YOUR OBJECTIVE
Copy out each of the lines below word for word, in the order given.

RECORDS SHOWN

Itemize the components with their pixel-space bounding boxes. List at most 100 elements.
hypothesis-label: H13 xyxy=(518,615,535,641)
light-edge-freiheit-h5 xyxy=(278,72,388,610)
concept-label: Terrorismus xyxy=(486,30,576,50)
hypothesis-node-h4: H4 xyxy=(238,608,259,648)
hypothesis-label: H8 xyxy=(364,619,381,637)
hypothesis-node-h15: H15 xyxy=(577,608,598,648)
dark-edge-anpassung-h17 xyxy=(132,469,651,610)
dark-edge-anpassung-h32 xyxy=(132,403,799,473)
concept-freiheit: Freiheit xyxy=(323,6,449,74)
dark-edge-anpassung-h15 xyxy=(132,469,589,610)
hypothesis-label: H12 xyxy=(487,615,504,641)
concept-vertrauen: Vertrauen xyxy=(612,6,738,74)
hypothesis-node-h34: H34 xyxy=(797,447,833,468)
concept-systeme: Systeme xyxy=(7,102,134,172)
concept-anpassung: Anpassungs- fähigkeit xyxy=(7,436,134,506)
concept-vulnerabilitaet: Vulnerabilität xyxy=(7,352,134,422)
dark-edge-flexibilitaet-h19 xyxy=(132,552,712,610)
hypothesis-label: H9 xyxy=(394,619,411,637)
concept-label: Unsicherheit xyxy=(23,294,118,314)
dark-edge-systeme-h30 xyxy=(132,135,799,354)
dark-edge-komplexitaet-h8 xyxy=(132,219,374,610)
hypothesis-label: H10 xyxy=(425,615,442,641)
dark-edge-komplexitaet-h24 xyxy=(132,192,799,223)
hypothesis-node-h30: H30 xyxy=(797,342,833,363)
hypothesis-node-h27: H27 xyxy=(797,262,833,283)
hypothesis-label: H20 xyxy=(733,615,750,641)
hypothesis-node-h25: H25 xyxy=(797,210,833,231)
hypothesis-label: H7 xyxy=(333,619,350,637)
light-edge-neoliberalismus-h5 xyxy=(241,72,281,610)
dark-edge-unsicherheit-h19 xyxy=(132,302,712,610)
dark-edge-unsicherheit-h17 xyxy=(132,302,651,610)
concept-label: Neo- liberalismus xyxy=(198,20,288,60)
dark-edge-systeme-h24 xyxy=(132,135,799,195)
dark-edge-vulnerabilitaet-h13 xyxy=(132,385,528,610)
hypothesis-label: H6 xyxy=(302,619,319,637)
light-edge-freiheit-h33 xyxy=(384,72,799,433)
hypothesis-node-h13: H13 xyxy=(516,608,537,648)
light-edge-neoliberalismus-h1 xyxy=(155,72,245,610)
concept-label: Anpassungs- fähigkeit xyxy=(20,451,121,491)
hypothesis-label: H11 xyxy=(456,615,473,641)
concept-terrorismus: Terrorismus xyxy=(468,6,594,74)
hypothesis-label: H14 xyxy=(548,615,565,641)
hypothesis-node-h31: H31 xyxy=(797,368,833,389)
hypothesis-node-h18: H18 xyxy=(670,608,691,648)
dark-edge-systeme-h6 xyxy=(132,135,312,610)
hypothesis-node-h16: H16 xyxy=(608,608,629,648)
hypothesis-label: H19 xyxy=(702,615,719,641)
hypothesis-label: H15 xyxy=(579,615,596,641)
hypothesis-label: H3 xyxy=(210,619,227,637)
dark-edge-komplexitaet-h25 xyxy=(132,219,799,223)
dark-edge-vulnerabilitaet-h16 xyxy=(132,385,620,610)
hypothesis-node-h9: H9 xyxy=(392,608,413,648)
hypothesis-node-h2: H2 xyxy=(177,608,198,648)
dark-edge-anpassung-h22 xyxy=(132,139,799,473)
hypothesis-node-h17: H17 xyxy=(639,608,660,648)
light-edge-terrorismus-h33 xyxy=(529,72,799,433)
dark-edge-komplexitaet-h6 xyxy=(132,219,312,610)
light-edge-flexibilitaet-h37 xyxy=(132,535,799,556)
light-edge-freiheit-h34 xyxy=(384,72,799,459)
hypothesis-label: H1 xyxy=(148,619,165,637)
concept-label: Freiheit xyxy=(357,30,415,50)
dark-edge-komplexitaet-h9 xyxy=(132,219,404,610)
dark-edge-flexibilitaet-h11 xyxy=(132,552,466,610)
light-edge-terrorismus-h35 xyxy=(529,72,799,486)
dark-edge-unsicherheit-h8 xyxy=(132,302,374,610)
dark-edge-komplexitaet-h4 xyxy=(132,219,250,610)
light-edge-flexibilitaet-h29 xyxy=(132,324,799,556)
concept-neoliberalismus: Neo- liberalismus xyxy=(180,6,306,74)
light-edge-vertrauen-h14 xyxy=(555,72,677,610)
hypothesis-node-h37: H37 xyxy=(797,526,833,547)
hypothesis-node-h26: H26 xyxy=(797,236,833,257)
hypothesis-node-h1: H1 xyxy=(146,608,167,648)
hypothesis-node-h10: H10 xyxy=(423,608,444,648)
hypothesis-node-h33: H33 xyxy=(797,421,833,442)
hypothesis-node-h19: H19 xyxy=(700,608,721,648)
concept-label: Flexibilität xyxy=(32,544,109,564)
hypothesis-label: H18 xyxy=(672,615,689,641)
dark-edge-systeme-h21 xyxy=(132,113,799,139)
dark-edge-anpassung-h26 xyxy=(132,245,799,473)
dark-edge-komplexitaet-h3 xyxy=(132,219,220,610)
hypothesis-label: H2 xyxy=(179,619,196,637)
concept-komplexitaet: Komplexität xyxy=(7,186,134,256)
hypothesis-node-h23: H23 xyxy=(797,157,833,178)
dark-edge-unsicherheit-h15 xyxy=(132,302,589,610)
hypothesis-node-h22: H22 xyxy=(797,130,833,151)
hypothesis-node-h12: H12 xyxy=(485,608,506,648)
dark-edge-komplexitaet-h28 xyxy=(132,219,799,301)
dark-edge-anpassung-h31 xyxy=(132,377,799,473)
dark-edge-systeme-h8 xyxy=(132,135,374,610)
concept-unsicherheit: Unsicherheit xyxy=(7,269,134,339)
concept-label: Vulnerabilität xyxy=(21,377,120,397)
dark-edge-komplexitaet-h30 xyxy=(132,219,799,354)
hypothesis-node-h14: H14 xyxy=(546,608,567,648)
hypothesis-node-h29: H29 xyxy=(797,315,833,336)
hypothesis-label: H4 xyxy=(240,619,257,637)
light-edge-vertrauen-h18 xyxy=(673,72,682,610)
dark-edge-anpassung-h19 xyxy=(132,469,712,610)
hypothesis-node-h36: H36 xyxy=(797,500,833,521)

REPLY
Itemize the components with their pixel-space bounding boxes. List at most 100 elements.
hypothesis-label: H13 xyxy=(518,615,535,641)
light-edge-freiheit-h5 xyxy=(278,72,388,610)
concept-label: Terrorismus xyxy=(486,30,576,50)
hypothesis-node-h4: H4 xyxy=(238,608,259,648)
hypothesis-label: H8 xyxy=(364,619,381,637)
hypothesis-node-h15: H15 xyxy=(577,608,598,648)
dark-edge-anpassung-h17 xyxy=(132,469,651,610)
dark-edge-anpassung-h32 xyxy=(132,403,799,473)
concept-freiheit: Freiheit xyxy=(323,6,449,74)
dark-edge-anpassung-h15 xyxy=(132,469,589,610)
hypothesis-label: H12 xyxy=(487,615,504,641)
concept-vertrauen: Vertrauen xyxy=(612,6,738,74)
hypothesis-node-h34: H34 xyxy=(797,447,833,468)
concept-systeme: Systeme xyxy=(7,102,134,172)
concept-anpassung: Anpassungs- fähigkeit xyxy=(7,436,134,506)
concept-vulnerabilitaet: Vulnerabilität xyxy=(7,352,134,422)
dark-edge-flexibilitaet-h19 xyxy=(132,552,712,610)
hypothesis-label: H9 xyxy=(394,619,411,637)
concept-label: Unsicherheit xyxy=(23,294,118,314)
dark-edge-systeme-h30 xyxy=(132,135,799,354)
dark-edge-komplexitaet-h8 xyxy=(132,219,374,610)
hypothesis-label: H10 xyxy=(425,615,442,641)
dark-edge-komplexitaet-h24 xyxy=(132,192,799,223)
hypothesis-node-h30: H30 xyxy=(797,342,833,363)
hypothesis-node-h27: H27 xyxy=(797,262,833,283)
hypothesis-label: H20 xyxy=(733,615,750,641)
hypothesis-node-h25: H25 xyxy=(797,210,833,231)
hypothesis-label: H7 xyxy=(333,619,350,637)
light-edge-neoliberalismus-h5 xyxy=(241,72,281,610)
dark-edge-unsicherheit-h19 xyxy=(132,302,712,610)
dark-edge-unsicherheit-h17 xyxy=(132,302,651,610)
concept-label: Neo- liberalismus xyxy=(198,20,288,60)
dark-edge-systeme-h24 xyxy=(132,135,799,195)
dark-edge-vulnerabilitaet-h13 xyxy=(132,385,528,610)
hypothesis-label: H6 xyxy=(302,619,319,637)
light-edge-freiheit-h33 xyxy=(384,72,799,433)
hypothesis-node-h13: H13 xyxy=(516,608,537,648)
light-edge-neoliberalismus-h1 xyxy=(155,72,245,610)
concept-label: Anpassungs- fähigkeit xyxy=(20,451,121,491)
hypothesis-label: H11 xyxy=(456,615,473,641)
concept-terrorismus: Terrorismus xyxy=(468,6,594,74)
hypothesis-label: H14 xyxy=(548,615,565,641)
hypothesis-node-h31: H31 xyxy=(797,368,833,389)
hypothesis-node-h18: H18 xyxy=(670,608,691,648)
dark-edge-systeme-h6 xyxy=(132,135,312,610)
hypothesis-node-h16: H16 xyxy=(608,608,629,648)
hypothesis-label: H19 xyxy=(702,615,719,641)
hypothesis-label: H15 xyxy=(579,615,596,641)
hypothesis-label: H3 xyxy=(210,619,227,637)
dark-edge-komplexitaet-h25 xyxy=(132,219,799,223)
dark-edge-vulnerabilitaet-h16 xyxy=(132,385,620,610)
hypothesis-node-h9: H9 xyxy=(392,608,413,648)
hypothesis-node-h2: H2 xyxy=(177,608,198,648)
dark-edge-anpassung-h22 xyxy=(132,139,799,473)
hypothesis-node-h17: H17 xyxy=(639,608,660,648)
light-edge-terrorismus-h33 xyxy=(529,72,799,433)
dark-edge-komplexitaet-h6 xyxy=(132,219,312,610)
light-edge-flexibilitaet-h37 xyxy=(132,535,799,556)
light-edge-freiheit-h34 xyxy=(384,72,799,459)
hypothesis-label: H1 xyxy=(148,619,165,637)
concept-label: Freiheit xyxy=(357,30,415,50)
dark-edge-komplexitaet-h9 xyxy=(132,219,404,610)
dark-edge-flexibilitaet-h11 xyxy=(132,552,466,610)
light-edge-terrorismus-h35 xyxy=(529,72,799,486)
dark-edge-unsicherheit-h8 xyxy=(132,302,374,610)
dark-edge-komplexitaet-h4 xyxy=(132,219,250,610)
light-edge-flexibilitaet-h29 xyxy=(132,324,799,556)
concept-neoliberalismus: Neo- liberalismus xyxy=(180,6,306,74)
light-edge-vertrauen-h14 xyxy=(555,72,677,610)
hypothesis-node-h37: H37 xyxy=(797,526,833,547)
hypothesis-node-h26: H26 xyxy=(797,236,833,257)
hypothesis-node-h1: H1 xyxy=(146,608,167,648)
hypothesis-node-h10: H10 xyxy=(423,608,444,648)
hypothesis-node-h33: H33 xyxy=(797,421,833,442)
hypothesis-node-h19: H19 xyxy=(700,608,721,648)
concept-label: Flexibilität xyxy=(32,544,109,564)
hypothesis-label: H18 xyxy=(672,615,689,641)
dark-edge-systeme-h21 xyxy=(132,113,799,139)
dark-edge-anpassung-h26 xyxy=(132,245,799,473)
dark-edge-komplexitaet-h3 xyxy=(132,219,220,610)
hypothesis-label: H2 xyxy=(179,619,196,637)
concept-komplexitaet: Komplexität xyxy=(7,186,134,256)
hypothesis-node-h23: H23 xyxy=(797,157,833,178)
dark-edge-unsicherheit-h15 xyxy=(132,302,589,610)
hypothesis-node-h22: H22 xyxy=(797,130,833,151)
hypothesis-node-h12: H12 xyxy=(485,608,506,648)
dark-edge-komplexitaet-h28 xyxy=(132,219,799,301)
dark-edge-anpassung-h31 xyxy=(132,377,799,473)
dark-edge-systeme-h8 xyxy=(132,135,374,610)
concept-unsicherheit: Unsicherheit xyxy=(7,269,134,339)
concept-label: Vulnerabilität xyxy=(21,377,120,397)
dark-edge-komplexitaet-h30 xyxy=(132,219,799,354)
hypothesis-node-h14: H14 xyxy=(546,608,567,648)
hypothesis-node-h29: H29 xyxy=(797,315,833,336)
hypothesis-label: H4 xyxy=(240,619,257,637)
light-edge-vertrauen-h18 xyxy=(673,72,682,610)
dark-edge-anpassung-h19 xyxy=(132,469,712,610)
hypothesis-node-h36: H36 xyxy=(797,500,833,521)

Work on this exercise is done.